/---

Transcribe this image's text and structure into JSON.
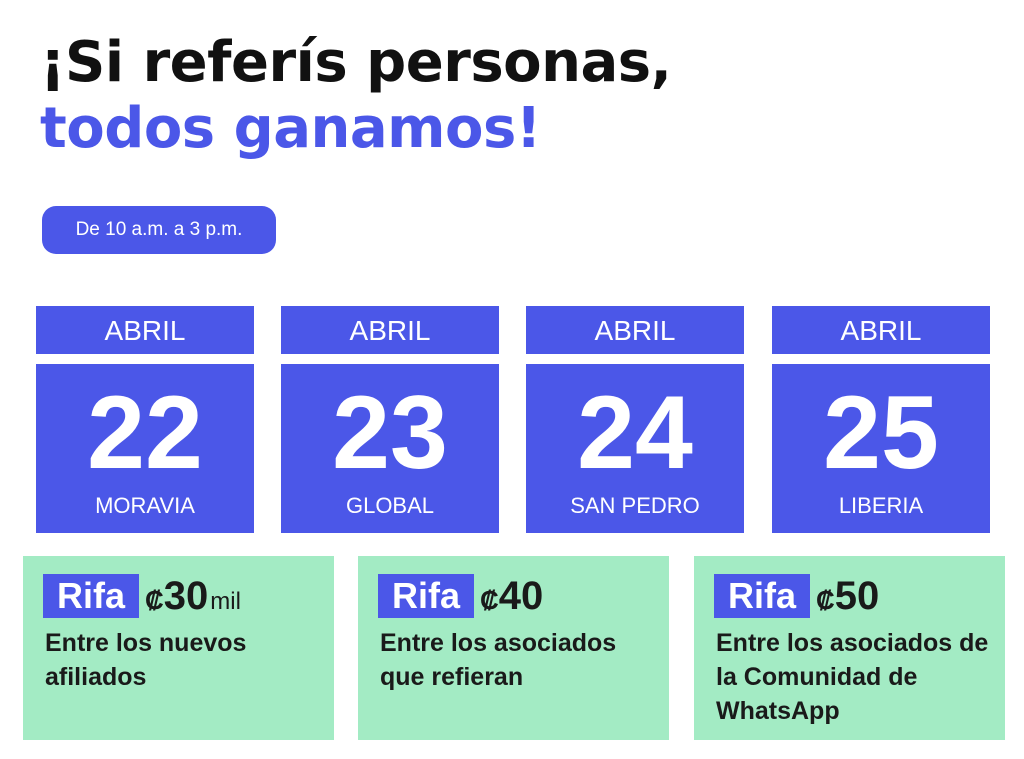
{
  "headline": {
    "line1": "¡Si referís personas,",
    "line2": "todos ganamos!"
  },
  "schedule": {
    "label": "De 10 a.m. a 3 p.m."
  },
  "calendar": [
    {
      "month": "ABRIL",
      "day": "22",
      "place": "MORAVIA"
    },
    {
      "month": "ABRIL",
      "day": "23",
      "place": "GLOBAL"
    },
    {
      "month": "ABRIL",
      "day": "24",
      "place": "SAN PEDRO"
    },
    {
      "month": "ABRIL",
      "day": "25",
      "place": "LIBERIA"
    }
  ],
  "raffles": [
    {
      "badge": "Rifa",
      "currency": "₡",
      "amount": "30",
      "unit": "mil",
      "description": "Entre los nuevos afiliados"
    },
    {
      "badge": "Rifa",
      "currency": "₡",
      "amount": "40",
      "unit": "",
      "description": "Entre los asociados que refieran"
    },
    {
      "badge": "Rifa",
      "currency": "₡",
      "amount": "50",
      "unit": "",
      "description": "Entre los asociados de la Comunidad de WhatsApp"
    }
  ],
  "colors": {
    "accent": "#4b57e8",
    "card_green": "#a3ebc4",
    "text_dark": "#111111"
  }
}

\---

Without the pictures, write out the whole listing above exactly as it appears.

Result –
Transcribe this image's text and structure into JSON.
{
  "headline": {
    "line1": "¡Si referís personas,",
    "line2": "todos ganamos!"
  },
  "schedule": {
    "label": "De 10 a.m. a 3 p.m."
  },
  "calendar": [
    {
      "month": "ABRIL",
      "day": "22",
      "place": "MORAVIA"
    },
    {
      "month": "ABRIL",
      "day": "23",
      "place": "GLOBAL"
    },
    {
      "month": "ABRIL",
      "day": "24",
      "place": "SAN PEDRO"
    },
    {
      "month": "ABRIL",
      "day": "25",
      "place": "LIBERIA"
    }
  ],
  "raffles": [
    {
      "badge": "Rifa",
      "currency": "₡",
      "amount": "30",
      "unit": "mil",
      "description": "Entre los nuevos afiliados"
    },
    {
      "badge": "Rifa",
      "currency": "₡",
      "amount": "40",
      "unit": "",
      "description": "Entre los asociados que refieran"
    },
    {
      "badge": "Rifa",
      "currency": "₡",
      "amount": "50",
      "unit": "",
      "description": "Entre los asociados de la Comunidad de WhatsApp"
    }
  ],
  "colors": {
    "accent": "#4b57e8",
    "card_green": "#a3ebc4",
    "text_dark": "#111111"
  }
}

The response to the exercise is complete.